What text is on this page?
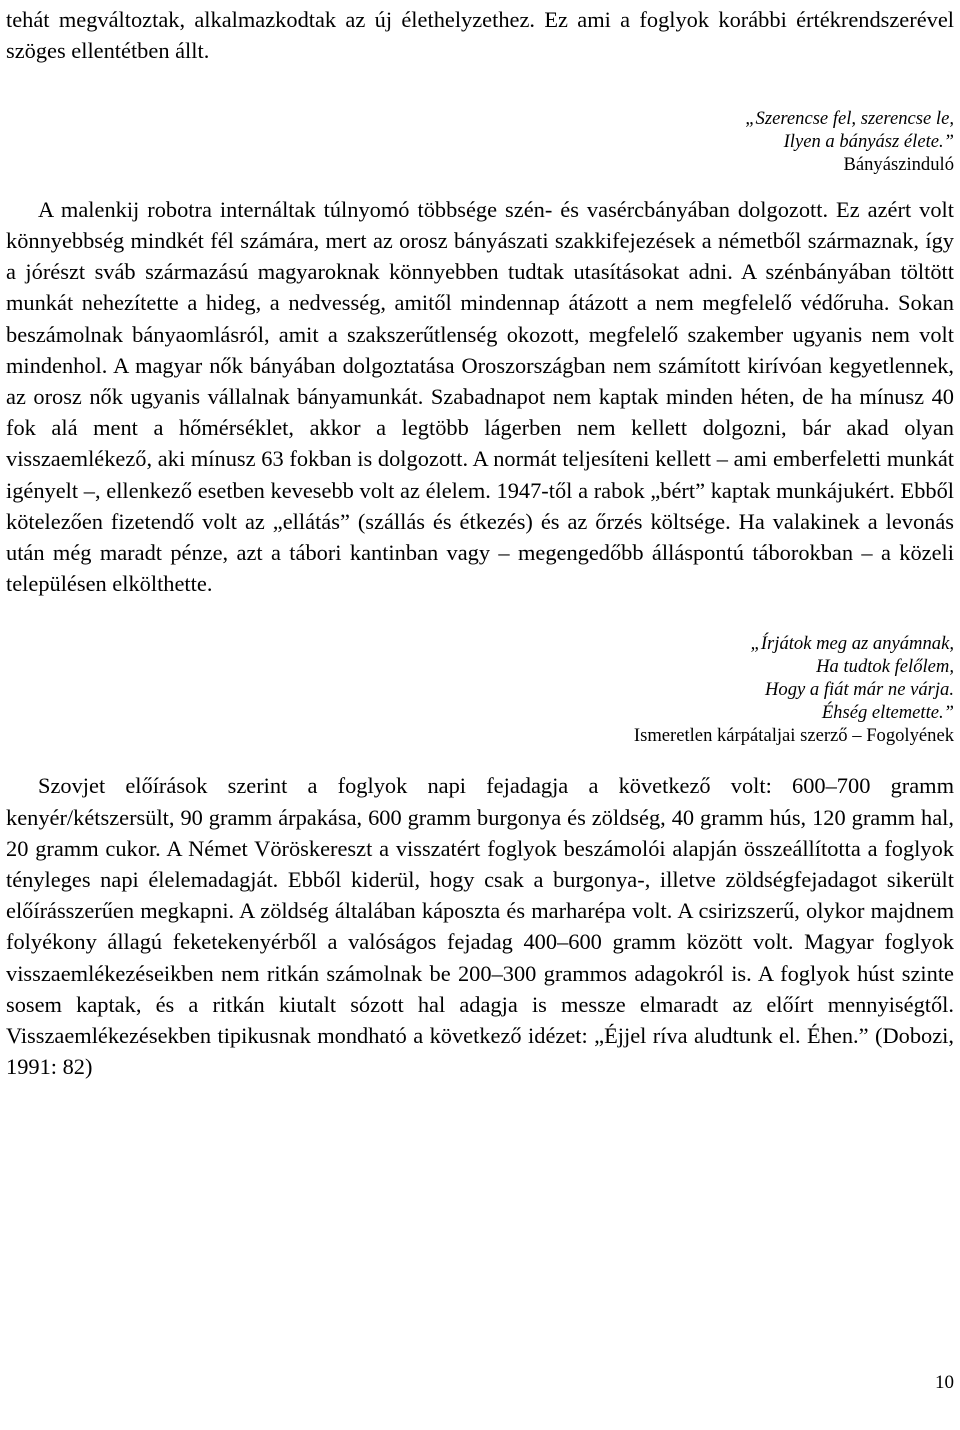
tehát megváltoztak, alkalmazkodtak az új élethelyzethez. Ez ami a foglyok korábbi értékrendszerével szöges ellentétben állt.

„Szerencse fel, szerencse le,
Ilyen a bányász élete.”
Bányászinduló

A malenkij robotra internáltak túlnyomó többsége szén- és vasércbányában dolgozott. Ez azért volt könnyebbség mindkét fél számára, mert az orosz bányászati szakkifejezések a németből származnak, így a jórészt sváb származású magyaroknak könnyebben tudtak utasításokat adni. A szénbányában töltött munkát nehezítette a hideg, a nedvesség, amitől mindennap átázott a nem megfelelő védőruha. Sokan beszámolnak bányaomlásról, amit a szakszerűtlenség okozott, megfelelő szakember ugyanis nem volt mindenhol. A magyar nők bányában dolgoztatása Oroszországban nem számított kirívóan kegyetlennek, az orosz nők ugyanis vállalnak bányamunkát. Szabadnapot nem kaptak minden héten, de ha mínusz 40 fok alá ment a hőmérséklet, akkor a legtöbb lágerben nem kellett dolgozni, bár akad olyan visszaemlékező, aki mínusz 63 fokban is dolgozott. A normát teljesíteni kellett – ami emberfeletti munkát igényelt –, ellenkező esetben kevesebb volt az élelem. 1947-től a rabok „bért” kaptak munkájukért. Ebből kötelezően fizetendő volt az „ellátás” (szállás és étkezés) és az őrzés költsége. Ha valakinek a levonás után még maradt pénze, azt a tábori kantinban vagy – megengedőbb álláspontú táborokban – a közeli településen elkölthette.

„Írjátok meg az anyámnak,
Ha tudtok felőlem,
Hogy a fiát már ne várja.
Éhség eltemette.”
Ismeretlen kárpátaljai szerző – Fogolyének

Szovjet előírások szerint a foglyok napi fejadagja a következő volt: 600–700 gramm kenyér/kétszersült, 90 gramm árpakása, 600 gramm burgonya és zöldség, 40 gramm hús, 120 gramm hal, 20 gramm cukor. A Német Vöröskereszt a visszatért foglyok beszámolói alapján összeállította a foglyok tényleges napi élelemadagját. Ebből kiderül, hogy csak a burgonya-, illetve zöldségfejadagot sikerült előírásszerűen megkapni. A zöldség általában káposzta és marharépa volt. A csirizszerű, olykor majdnem folyékony állagú feketekenyérből a valóságos fejadag 400–600 gramm között volt. Magyar foglyok visszaemlékezéseikben nem ritkán számolnak be 200–300 grammos adagokról is. A foglyok húst szinte sosem kaptak, és a ritkán kiutalt sózott hal adagja is messze elmaradt az előírt mennyiségtől. Visszaemlékezésekben tipikusnak mondható a következő idézet: „Éjjel ríva aludtunk el. Éhen.” (Dobozi, 1991: 82)

10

* Stated exercise *
Repeat all of the data above word for word, minus the pictures.

* Solution to this task *
What text is on this page?
tehát megváltoztak, alkalmazkodtak az új élethelyzethez. Ez ami a foglyok korábbi értékrendszerével szöges ellentétben állt.

„Szerencse fel, szerencse le,
Ilyen a bányász élete.”
Bányászinduló

A malenkij robotra internáltak túlnyomó többsége szén- és vasércbányában dolgozott. Ez azért volt könnyebbség mindkét fél számára, mert az orosz bányászati szakkifejezések a németből származnak, így a jórészt sváb származású magyaroknak könnyebben tudtak utasításokat adni. A szénbányában töltött munkát nehezítette a hideg, a nedvesség, amitől mindennap átázott a nem megfelelő védőruha. Sokan beszámolnak bányaomlásról, amit a szakszerűtlenség okozott, megfelelő szakember ugyanis nem volt mindenhol. A magyar nők bányában dolgoztatása Oroszországban nem számított kirívóan kegyetlennek, az orosz nők ugyanis vállalnak bányamunkát. Szabadnapot nem kaptak minden héten, de ha mínusz 40 fok alá ment a hőmérséklet, akkor a legtöbb lágerben nem kellett dolgozni, bár akad olyan visszaemlékező, aki mínusz 63 fokban is dolgozott. A normát teljesíteni kellett – ami emberfeletti munkát igényelt –, ellenkező esetben kevesebb volt az élelem. 1947-től a rabok „bért” kaptak munkájukért. Ebből kötelezően fizetendő volt az „ellátás” (szállás és étkezés) és az őrzés költsége. Ha valakinek a levonás után még maradt pénze, azt a tábori kantinban vagy – megengedőbb álláspontú táborokban – a közeli településen elkölthette.

„Írjátok meg az anyámnak,
Ha tudtok felőlem,
Hogy a fiát már ne várja.
Éhség eltemette.”
Ismeretlen kárpátaljai szerző – Fogolyének

Szovjet előírások szerint a foglyok napi fejadagja a következő volt: 600–700 gramm kenyér/kétszersült, 90 gramm árpakása, 600 gramm burgonya és zöldség, 40 gramm hús, 120 gramm hal, 20 gramm cukor. A Német Vöröskereszt a visszatért foglyok beszámolói alapján összeállította a foglyok tényleges napi élelemadagját. Ebből kiderül, hogy csak a burgonya-, illetve zöldségfejadagot sikerült előírásszerűen megkapni. A zöldség általában káposzta és marharépa volt. A csirizszerű, olykor majdnem folyékony állagú feketekenyérből a valóságos fejadag 400–600 gramm között volt. Magyar foglyok visszaemlékezéseikben nem ritkán számolnak be 200–300 grammos adagokról is. A foglyok húst szinte sosem kaptak, és a ritkán kiutalt sózott hal adagja is messze elmaradt az előírt mennyiségtől. Visszaemlékezésekben tipikusnak mondható a következő idézet: „Éjjel ríva aludtunk el. Éhen.” (Dobozi, 1991: 82)

10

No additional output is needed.